* [Short problem] Write out all the entries word for word, but skip any images.

(Records from a data collection)
>> Begin
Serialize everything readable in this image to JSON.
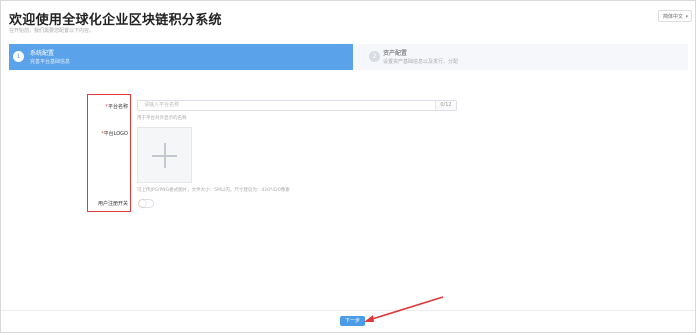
{
  "header": {
    "title": "欢迎使用全球化企业区块链积分系统",
    "subtitle": "在开始前，我们需要您配置以下内容。",
    "language": "简体中文"
  },
  "steps": [
    {
      "number": "1",
      "title": "系统配置",
      "description": "完善平台基础信息"
    },
    {
      "number": "2",
      "title": "资产配置",
      "description": "设置资产基础信息以及发行、分配"
    }
  ],
  "form": {
    "platform_name": {
      "label": "平台名称",
      "required_mark": "*",
      "placeholder": "请输入平台名称",
      "counter": "0/12",
      "help": "用于平台对外显示的名称"
    },
    "platform_logo": {
      "label": "平台LOGO",
      "required_mark": "*",
      "help": "可上传JPG/PNG格式图片，文件大小：5M以内，尺寸建议为：420*420像素"
    },
    "user_registration": {
      "label": "用户注册开关",
      "enabled": false
    }
  },
  "footer": {
    "next_label": "下一步"
  },
  "colors": {
    "primary": "#5aa2ea",
    "annotation_red": "#e03a3a"
  }
}
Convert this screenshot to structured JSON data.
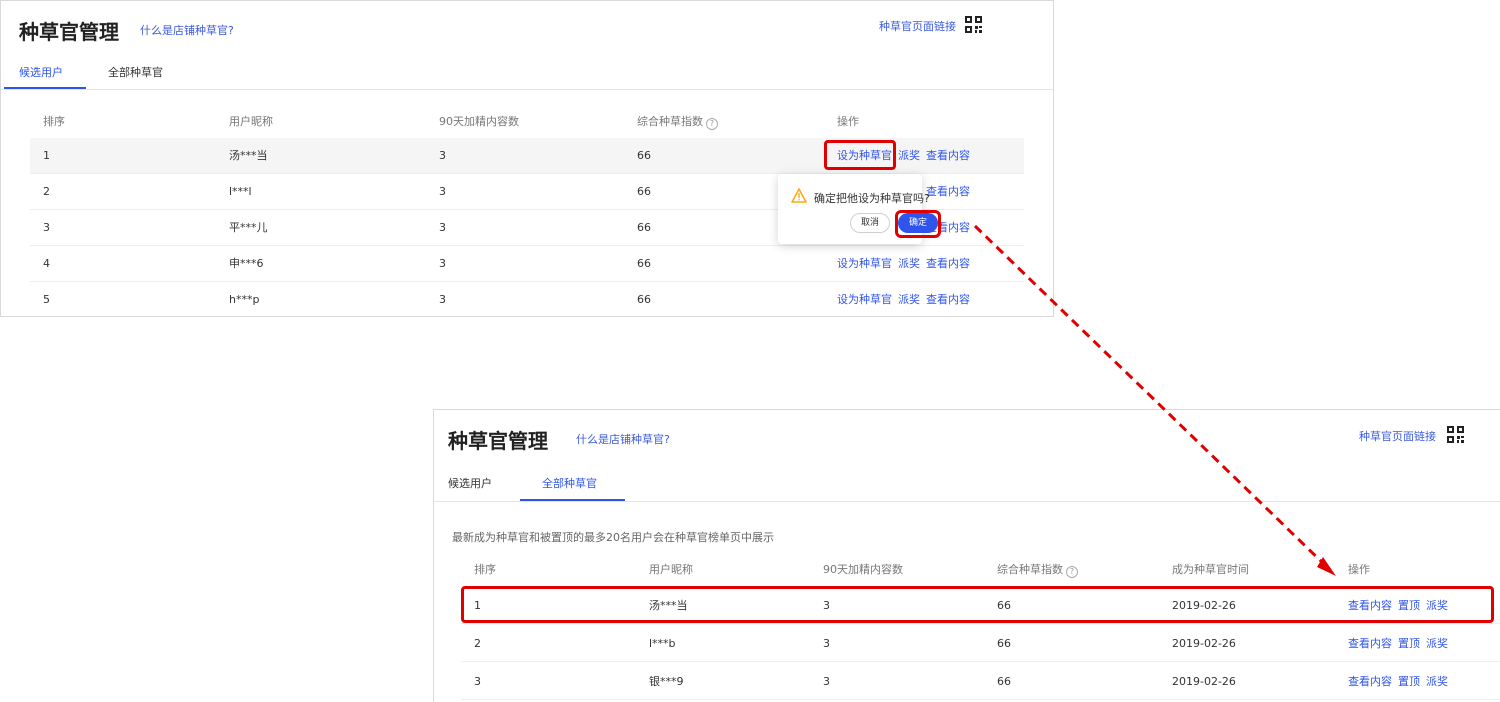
{
  "panel1": {
    "title": "种草官管理",
    "help_link": "什么是店铺种草官?",
    "page_link": "种草官页面链接",
    "tabs": [
      {
        "label": "候选用户",
        "active": true
      },
      {
        "label": "全部种草官",
        "active": false
      }
    ],
    "columns": [
      "排序",
      "用户昵称",
      "90天加精内容数",
      "综合种草指数",
      "操作"
    ],
    "rows": [
      {
        "rank": "1",
        "nickname": "汤***当",
        "count": "3",
        "index": "66"
      },
      {
        "rank": "2",
        "nickname": "l***l",
        "count": "3",
        "index": "66"
      },
      {
        "rank": "3",
        "nickname": "平***儿",
        "count": "3",
        "index": "66"
      },
      {
        "rank": "4",
        "nickname": "申***6",
        "count": "3",
        "index": "66"
      },
      {
        "rank": "5",
        "nickname": "h***p",
        "count": "3",
        "index": "66"
      }
    ],
    "actions": {
      "set": "设为种草官",
      "award": "派奖",
      "view": "查看内容"
    },
    "popconfirm": {
      "message": "确定把他设为种草官吗?",
      "cancel": "取消",
      "confirm": "确定"
    }
  },
  "panel2": {
    "title": "种草官管理",
    "help_link": "什么是店铺种草官?",
    "page_link": "种草官页面链接",
    "tabs": [
      {
        "label": "候选用户",
        "active": false
      },
      {
        "label": "全部种草官",
        "active": true
      }
    ],
    "notice": "最新成为种草官和被置顶的最多20名用户会在种草官榜单页中展示",
    "columns": [
      "排序",
      "用户昵称",
      "90天加精内容数",
      "综合种草指数",
      "成为种草官时间",
      "操作"
    ],
    "rows": [
      {
        "rank": "1",
        "nickname": "汤***当",
        "count": "3",
        "index": "66",
        "date": "2019-02-26"
      },
      {
        "rank": "2",
        "nickname": "l***b",
        "count": "3",
        "index": "66",
        "date": "2019-02-26"
      },
      {
        "rank": "3",
        "nickname": "银***9",
        "count": "3",
        "index": "66",
        "date": "2019-02-26"
      }
    ],
    "actions": {
      "view": "查看内容",
      "pin": "置顶",
      "award": "派奖"
    }
  },
  "colors": {
    "accent": "#2f54eb",
    "highlight": "#e00000",
    "warning": "#faad14"
  },
  "icons": {
    "qr": "qr-code-icon",
    "help": "question-circle-icon",
    "warning": "warning-icon"
  }
}
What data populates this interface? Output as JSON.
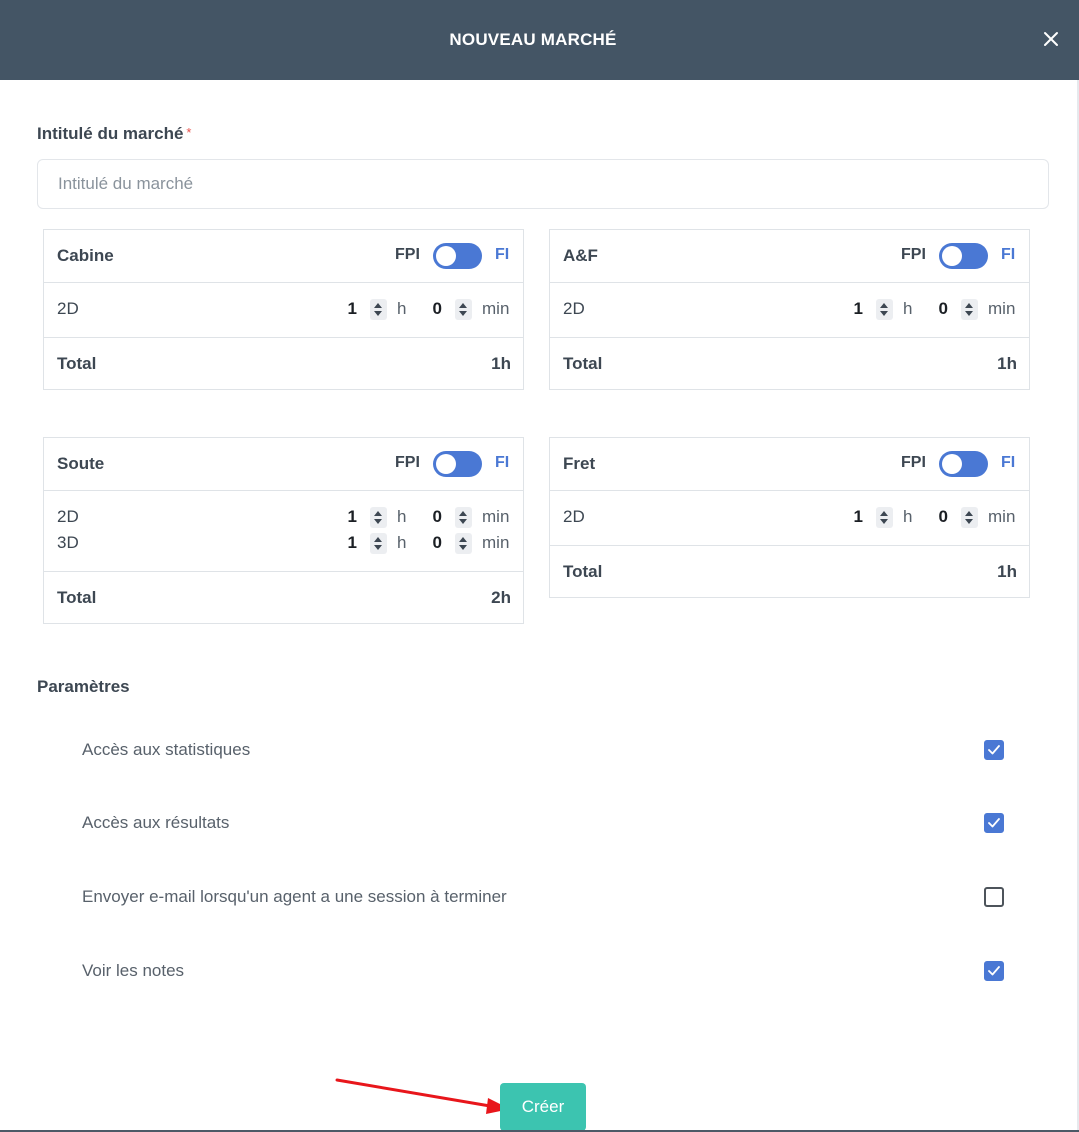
>> End
* [Output]
Serialize everything readable in this image to JSON.
{
  "header": {
    "title": "欢迎使用全球化企业区块链积分系统",
    "subtitle": "在开始前，我们需要您配置以下内容。",
    "language": "简体中文"
  },
  "steps": [
    {
      "number": "1",
      "title": "系统配置",
      "description": "完善平台基础信息"
    },
    {
      "number": "2",
      "title": "资产配置",
      "description": "设置资产基础信息以及发行、分配"
    }
  ],
  "form": {
    "platform_name": {
      "label": "平台名称",
      "required_mark": "*",
      "placeholder": "请输入平台名称",
      "counter": "0/12",
      "help": "用于平台对外显示的名称"
    },
    "platform_logo": {
      "label": "平台LOGO",
      "required_mark": "*",
      "help": "可上传JPG/PNG格式图片，文件大小：5M以内，尺寸建议为：420*420像素"
    },
    "user_registration": {
      "label": "用户注册开关",
      "enabled": false
    }
  },
  "footer": {
    "next_label": "下一步"
  },
  "colors": {
    "primary": "#5aa2ea",
    "annotation_red": "#e03a3a"
  }
}
Convert this screenshot to structured JSON data.
{
  "panel1": {
    "title": "种草官管理",
    "help_link": "什么是店铺种草官?",
    "page_link": "种草官页面链接",
    "tabs": [
      {
        "label": "候选用户",
        "active": true
      },
      {
        "label": "全部种草官",
        "active": false
      }
    ],
    "columns": [
      "排序",
      "用户昵称",
      "90天加精内容数",
      "综合种草指数",
      "操作"
    ],
    "rows": [
      {
        "rank": "1",
        "nickname": "汤***当",
        "count": "3",
        "index": "66"
      },
      {
        "rank": "2",
        "nickname": "l***l",
        "count": "3",
        "index": "66"
      },
      {
        "rank": "3",
        "nickname": "平***儿",
        "count": "3",
        "index": "66"
      },
      {
        "rank": "4",
        "nickname": "申***6",
        "count": "3",
        "index": "66"
      },
      {
        "rank": "5",
        "nickname": "h***p",
        "count": "3",
        "index": "66"
      }
    ],
    "actions": {
      "set": "设为种草官",
      "award": "派奖",
      "view": "查看内容"
    },
    "popconfirm": {
      "message": "确定把他设为种草官吗?",
      "cancel": "取消",
      "confirm": "确定"
    }
  },
  "panel2": {
    "title": "种草官管理",
    "help_link": "什么是店铺种草官?",
    "page_link": "种草官页面链接",
    "tabs": [
      {
        "label": "候选用户",
        "active": false
      },
      {
        "label": "全部种草官",
        "active": true
      }
    ],
    "notice": "最新成为种草官和被置顶的最多20名用户会在种草官榜单页中展示",
    "columns": [
      "排序",
      "用户昵称",
      "90天加精内容数",
      "综合种草指数",
      "成为种草官时间",
      "操作"
    ],
    "rows": [
      {
        "rank": "1",
        "nickname": "汤***当",
        "count": "3",
        "index": "66",
        "date": "2019-02-26"
      },
      {
        "rank": "2",
        "nickname": "l***b",
        "count": "3",
        "index": "66",
        "date": "2019-02-26"
      },
      {
        "rank": "3",
        "nickname": "银***9",
        "count": "3",
        "index": "66",
        "date": "2019-02-26"
      }
    ],
    "actions": {
      "view": "查看内容",
      "pin": "置顶",
      "award": "派奖"
    }
  },
  "colors": {
    "accent": "#2f54eb",
    "highlight": "#e00000",
    "warning": "#faad14"
  },
  "icons": {
    "qr": "qr-code-icon",
    "help": "question-circle-icon",
    "warning": "warning-icon"
  }
}
What data populates this interface? Output as JSON.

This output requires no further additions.